Begin Given records

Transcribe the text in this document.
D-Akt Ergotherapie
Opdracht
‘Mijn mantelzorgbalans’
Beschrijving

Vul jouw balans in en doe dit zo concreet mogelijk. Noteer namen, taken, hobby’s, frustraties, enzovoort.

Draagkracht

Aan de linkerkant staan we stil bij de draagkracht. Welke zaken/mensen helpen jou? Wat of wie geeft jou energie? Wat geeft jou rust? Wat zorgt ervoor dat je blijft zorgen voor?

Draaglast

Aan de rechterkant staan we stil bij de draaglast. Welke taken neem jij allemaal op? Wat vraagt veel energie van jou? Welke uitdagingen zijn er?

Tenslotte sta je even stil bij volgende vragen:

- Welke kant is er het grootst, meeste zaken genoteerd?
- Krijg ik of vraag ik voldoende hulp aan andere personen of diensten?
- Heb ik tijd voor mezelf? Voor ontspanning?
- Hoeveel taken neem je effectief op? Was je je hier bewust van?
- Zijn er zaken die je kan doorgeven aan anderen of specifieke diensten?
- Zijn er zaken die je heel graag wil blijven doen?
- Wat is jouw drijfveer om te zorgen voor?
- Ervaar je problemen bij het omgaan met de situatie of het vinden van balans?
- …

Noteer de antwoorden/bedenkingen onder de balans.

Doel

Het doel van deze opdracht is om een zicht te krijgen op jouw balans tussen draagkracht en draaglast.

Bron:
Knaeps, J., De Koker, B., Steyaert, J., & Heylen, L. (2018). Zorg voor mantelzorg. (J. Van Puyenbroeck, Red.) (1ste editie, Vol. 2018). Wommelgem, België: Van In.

End Given records

• [What is being asked]: Return each entry from above without altering a single character.

• [Problem solution]:
Transcribe the text in this document.
D-Akt Ergotherapie
Opdracht
‘Mijn mantelzorgbalans’
Beschrijving

Vul jouw balans in en doe dit zo concreet mogelijk. Noteer namen, taken, hobby’s, frustraties, enzovoort.

Draagkracht

Aan de linkerkant staan we stil bij de draagkracht. Welke zaken/mensen helpen jou? Wat of wie geeft jou energie? Wat geeft jou rust? Wat zorgt ervoor dat je blijft zorgen voor?

Draaglast

Aan de rechterkant staan we stil bij de draaglast. Welke taken neem jij allemaal op? Wat vraagt veel energie van jou? Welke uitdagingen zijn er?

Tenslotte sta je even stil bij volgende vragen:

- Welke kant is er het grootst, meeste zaken genoteerd?
- Krijg ik of vraag ik voldoende hulp aan andere personen of diensten?
- Heb ik tijd voor mezelf? Voor ontspanning?
- Hoeveel taken neem je effectief op? Was je je hier bewust van?
- Zijn er zaken die je kan doorgeven aan anderen of specifieke diensten?
- Zijn er zaken die je heel graag wil blijven doen?
- Wat is jouw drijfveer om te zorgen voor?
- Ervaar je problemen bij het omgaan met de situatie of het vinden van balans?
- …

Noteer de antwoorden/bedenkingen onder de balans.

Doel

Het doel van deze opdracht is om een zicht te krijgen op jouw balans tussen draagkracht en draaglast.

Bron:
Knaeps, J., De Koker, B., Steyaert, J., & Heylen, L. (2018). Zorg voor mantelzorg. (J. Van Puyenbroeck, Red.) (1ste editie, Vol. 2018). Wommelgem, België: Van In.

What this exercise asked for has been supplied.